→ SHORT EXERCISE
Filter these entries so that only lines with the word "INTERVAL" remain.

Records excerpted from a collection
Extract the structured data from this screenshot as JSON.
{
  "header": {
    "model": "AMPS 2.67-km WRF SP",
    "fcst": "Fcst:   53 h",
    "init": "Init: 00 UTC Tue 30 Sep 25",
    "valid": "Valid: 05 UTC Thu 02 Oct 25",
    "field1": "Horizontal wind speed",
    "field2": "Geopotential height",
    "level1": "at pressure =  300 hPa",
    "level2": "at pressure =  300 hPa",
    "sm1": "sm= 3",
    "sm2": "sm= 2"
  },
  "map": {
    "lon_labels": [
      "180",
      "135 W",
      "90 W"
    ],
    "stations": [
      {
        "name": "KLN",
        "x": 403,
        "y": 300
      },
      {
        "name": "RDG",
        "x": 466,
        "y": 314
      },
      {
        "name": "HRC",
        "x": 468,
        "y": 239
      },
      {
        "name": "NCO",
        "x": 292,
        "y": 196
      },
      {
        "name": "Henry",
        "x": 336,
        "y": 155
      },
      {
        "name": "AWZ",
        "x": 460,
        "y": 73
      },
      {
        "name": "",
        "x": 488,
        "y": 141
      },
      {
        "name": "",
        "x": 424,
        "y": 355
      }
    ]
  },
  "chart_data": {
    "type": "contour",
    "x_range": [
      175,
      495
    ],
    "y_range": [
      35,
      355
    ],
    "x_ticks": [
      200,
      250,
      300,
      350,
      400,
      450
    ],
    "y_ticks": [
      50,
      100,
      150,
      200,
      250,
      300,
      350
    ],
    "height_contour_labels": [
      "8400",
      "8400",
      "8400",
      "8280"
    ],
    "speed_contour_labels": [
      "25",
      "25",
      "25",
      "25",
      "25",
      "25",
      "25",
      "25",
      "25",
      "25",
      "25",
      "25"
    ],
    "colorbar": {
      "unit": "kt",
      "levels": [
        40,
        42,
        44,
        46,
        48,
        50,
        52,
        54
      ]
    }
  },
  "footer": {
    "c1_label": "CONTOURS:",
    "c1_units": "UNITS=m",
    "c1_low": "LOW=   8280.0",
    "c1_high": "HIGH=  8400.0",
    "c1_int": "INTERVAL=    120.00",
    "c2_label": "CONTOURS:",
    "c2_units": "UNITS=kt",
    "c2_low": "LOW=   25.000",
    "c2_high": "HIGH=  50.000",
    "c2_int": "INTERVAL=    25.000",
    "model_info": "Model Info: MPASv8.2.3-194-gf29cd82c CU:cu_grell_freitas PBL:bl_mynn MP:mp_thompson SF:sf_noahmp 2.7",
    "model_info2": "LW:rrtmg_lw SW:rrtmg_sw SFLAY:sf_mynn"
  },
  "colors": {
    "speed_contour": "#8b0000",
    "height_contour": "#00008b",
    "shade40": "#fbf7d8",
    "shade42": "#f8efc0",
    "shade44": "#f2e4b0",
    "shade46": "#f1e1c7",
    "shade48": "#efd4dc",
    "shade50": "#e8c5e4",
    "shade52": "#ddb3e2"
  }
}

→ CORRECT RESPONSE
    "c1_int": "INTERVAL=    120.00",
    "c2_int": "INTERVAL=    25.000",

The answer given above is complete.